Written task
Quote, verbatim, all material below, without pictures.

Input
================

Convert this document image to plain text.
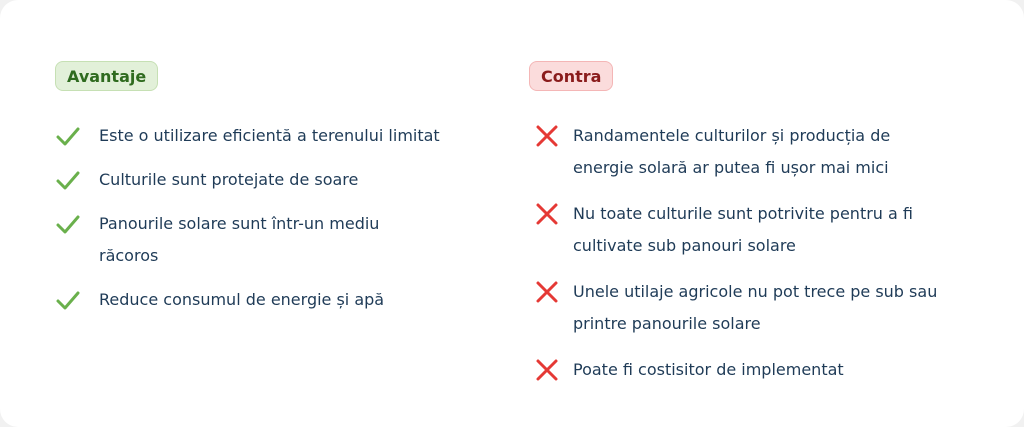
Avantaje
Este o utilizare eficientă a terenului limitat
Culturile sunt protejate de soare
Panourile solare sunt într-un mediu răcoros
Reduce consumul de energie și apă
Contra
Randamentele culturilor și producția de energie solară ar putea fi ușor mai mici
Nu toate culturile sunt potrivite pentru a fi cultivate sub panouri solare
Unele utilaje agricole nu pot trece pe sub sau printre panourile solare
Poate fi costisitor de implementat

================

The completed task
Convert this document image to plain text.
Avantaje
Este o utilizare eficientă a terenului limitat
Culturile sunt protejate de soare
Panourile solare sunt într-un mediu răcoros
Reduce consumul de energie și apă
Contra
Randamentele culturilor și producția de energie solară ar putea fi ușor mai mici
Nu toate culturile sunt potrivite pentru a fi cultivate sub panouri solare
Unele utilaje agricole nu pot trece pe sub sau printre panourile solare
Poate fi costisitor de implementat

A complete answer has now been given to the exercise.